====== Material shown ======

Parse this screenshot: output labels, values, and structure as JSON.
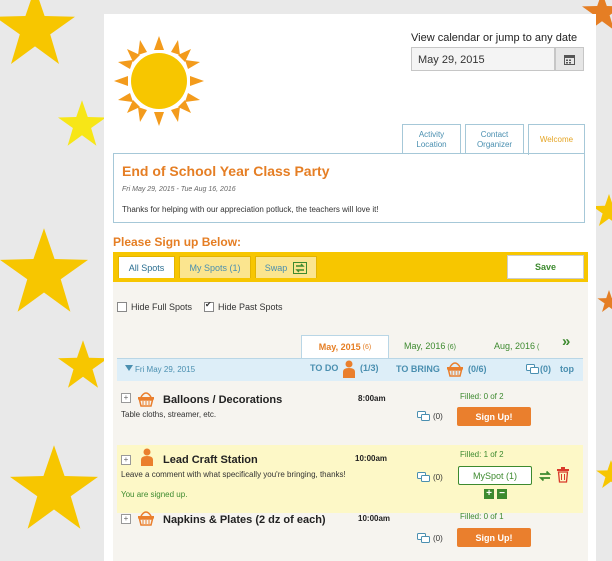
{
  "date_picker": {
    "label": "View calendar or jump to any date",
    "value": "May 29, 2015"
  },
  "top_tabs": [
    {
      "line1": "Activity",
      "line2": "Location"
    },
    {
      "line1": "Contact",
      "line2": "Organizer"
    },
    {
      "label": "Welcome"
    }
  ],
  "event": {
    "title": "End of School Year Class Party",
    "dates": "Fri May 29, 2015 - Tue Aug 16, 2016",
    "description": "Thanks for helping with our appreciation potluck, the teachers will love it!"
  },
  "signup_heading": "Please Sign up Below:",
  "tabs": {
    "all": "All Spots",
    "my": "My Spots (1)",
    "swap": "Swap",
    "save": "Save"
  },
  "filters": {
    "hide_full": "Hide Full Spots",
    "hide_full_checked": false,
    "hide_past": "Hide Past Spots",
    "hide_past_checked": true
  },
  "date_tabs": [
    {
      "label": "May, 2015",
      "count": "(6)",
      "active": true
    },
    {
      "label": "May, 2016",
      "count": "(6)",
      "active": false
    },
    {
      "label": "Aug, 2016",
      "count": "(",
      "active": false
    }
  ],
  "next_arrow": "»",
  "day_header": {
    "date": "Fri May 29, 2015",
    "todo_label": "TO DO",
    "todo_count": "(1/3)",
    "bring_label": "TO BRING",
    "bring_count": "(0/6)",
    "comment_count": "(0)",
    "top_link": "top"
  },
  "items": [
    {
      "name": "Balloons / Decorations",
      "desc": "Table cloths, streamer, etc.",
      "time": "8:00am",
      "comments": "(0)",
      "filled": "Filled: 0 of 2",
      "button": "Sign Up!",
      "type": "bring"
    },
    {
      "name": "Lead Craft Station",
      "desc": "Leave a comment with what specifically you're bringing, thanks!",
      "time": "10:00am",
      "comments": "(0)",
      "filled": "Filled: 1 of 2",
      "button": "MySpot (1)",
      "signed": "You are signed up.",
      "type": "todo"
    },
    {
      "name": "Napkins & Plates (2 dz of each)",
      "desc": "",
      "time": "10:00am",
      "comments": "(0)",
      "filled": "Filled: 0 of 1",
      "button": "Sign Up!",
      "type": "bring"
    }
  ],
  "colors": {
    "accent": "#e57e24",
    "tabbar": "#f7c600",
    "green": "#3d8a2f",
    "blue": "#4a8fb0",
    "signed_bg": "#fdf8c7"
  }
}
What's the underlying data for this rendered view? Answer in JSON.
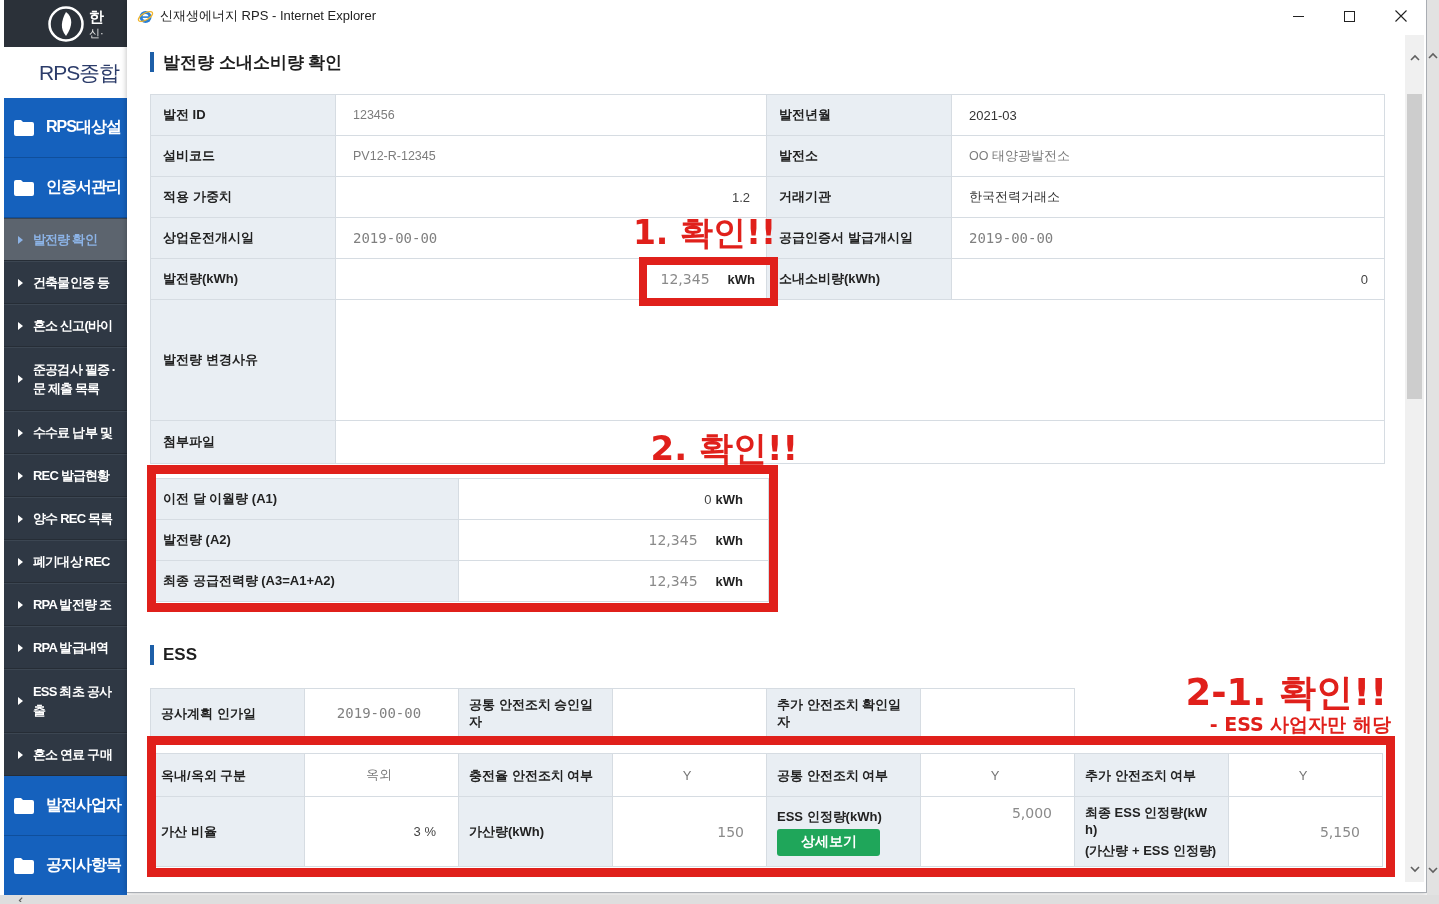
{
  "background_app": {
    "logo": {
      "line_1": "한",
      "line_2": "신·"
    },
    "site_title": "RPS종합",
    "menu": [
      {
        "label": "RPS대상설",
        "selected": false
      },
      {
        "label": "인증서관리",
        "selected": false,
        "children": [
          {
            "label": "발전량 확인",
            "selected": true
          },
          {
            "label": "건축물인증 등",
            "selected": false
          },
          {
            "label": "혼소 신고(바이",
            "selected": false
          },
          {
            "label": "준공검사 필증 ·\n문 제출 목록",
            "selected": false
          },
          {
            "label": "수수료 납부 및",
            "selected": false
          },
          {
            "label": "REC 발급현황",
            "selected": false
          },
          {
            "label": "양수 REC 목록",
            "selected": false
          },
          {
            "label": "폐기대상 REC",
            "selected": false
          },
          {
            "label": "RPA 발전량 조",
            "selected": false
          },
          {
            "label": "RPA 발급내역",
            "selected": false
          },
          {
            "label": "ESS 최초 공사\n출",
            "selected": false
          },
          {
            "label": "혼소 연료 구매",
            "selected": false
          }
        ]
      },
      {
        "label": "발전사업자",
        "selected": false
      },
      {
        "label": "공지사항목",
        "selected": false
      }
    ]
  },
  "window": {
    "title": "신재생에너지 RPS - Internet Explorer"
  },
  "generation": {
    "heading": "발전량 소내소비량 확인",
    "rows": [
      {
        "kind": "fields",
        "cells": [
          {
            "label": "발전 ID",
            "value": "123456",
            "kind": "muted"
          },
          {
            "label": "발전년월",
            "value": "2021-03",
            "kind": "text"
          }
        ]
      },
      {
        "kind": "fields",
        "cells": [
          {
            "label": "설비코드",
            "value": "PV12-R-12345",
            "kind": "muted"
          },
          {
            "label": "발전소",
            "value": "OO 태양광발전소",
            "kind": "muted"
          }
        ]
      },
      {
        "kind": "fields",
        "cells": [
          {
            "label": "적용 가중치",
            "value": "1.2",
            "kind": "number"
          },
          {
            "label": "거래기관",
            "value": "한국전력거래소",
            "kind": "text"
          }
        ]
      },
      {
        "kind": "fields",
        "cells": [
          {
            "label": "상업운전개시일",
            "value": "2019-00-00",
            "kind": "date"
          },
          {
            "label": "공급인증서 발급개시일",
            "value": "2019-00-00",
            "kind": "date"
          }
        ]
      },
      {
        "kind": "fields",
        "cells": [
          {
            "label": "발전량(kWh)",
            "value": "12,345",
            "unit": "kWh",
            "kind": "amount",
            "callout": {
              "text": "1. 확인!!"
            }
          },
          {
            "label": "소내소비량(kWh)",
            "value": "0",
            "kind": "number"
          }
        ]
      },
      {
        "kind": "memo",
        "cells": [
          {
            "label": "발전량 변경사유"
          }
        ]
      },
      {
        "kind": "attachment",
        "cells": [
          {
            "label": "첨부파일"
          }
        ]
      }
    ]
  },
  "supply": {
    "callout": {
      "text": "2. 확인!!"
    },
    "rows": [
      {
        "label": "이전 달 이월량 (A1)",
        "value": "0",
        "unit": "kWh",
        "kind": "number"
      },
      {
        "label": "발전량 (A2)",
        "value": "12,345",
        "unit": "kWh",
        "kind": "amount"
      },
      {
        "label": "최종 공급전력량 (A3=A1+A2)",
        "value": "12,345",
        "unit": "kWh",
        "kind": "amount"
      }
    ]
  },
  "ess": {
    "heading": "ESS",
    "tables": [
      {
        "rows": [
          {
            "cells": [
              {
                "label": "공사계획 인가일",
                "value": "2019-00-00",
                "kind": "date"
              },
              {
                "label": "공통 안전조치 승인일자"
              },
              {
                "label": "추가 안전조치 확인일자"
              }
            ]
          }
        ]
      },
      {
        "callout": {
          "text": "2-1. 확인!!",
          "note": "- ESS 사업자만 해당"
        },
        "rows": [
          {
            "cells": [
              {
                "label": "옥내/옥외 구분",
                "value": "옥외",
                "kind": "choice"
              },
              {
                "label": "충전율 안전조치 여부",
                "value": "Y",
                "kind": "choice"
              },
              {
                "label": "공통 안전조치 여부",
                "value": "Y",
                "kind": "choice"
              },
              {
                "label": "추가 안전조치 여부",
                "value": "Y",
                "kind": "choice"
              }
            ]
          },
          {
            "cells": [
              {
                "label": "가산 비율",
                "value": "3 %",
                "kind": "number"
              },
              {
                "label": "가산량(kWh)",
                "value": "150",
                "kind": "amount"
              },
              {
                "label": "ESS 인정량(kWh)",
                "button": "상세보기",
                "value": "5,000",
                "kind": "amount"
              },
              {
                "label": "최종 ESS 인정량(kWh)",
                "note": "(가산량 + ESS 인정량)",
                "value": "5,150",
                "kind": "amount"
              }
            ]
          }
        ]
      }
    ]
  }
}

======

_Given exercise_
Using the records above, gather all lines where the string "filled" is present.

_Written response_
      "filled": "Filled: 0 of 2",
      "filled": "Filled: 1 of 2",
      "filled": "Filled: 0 of 1",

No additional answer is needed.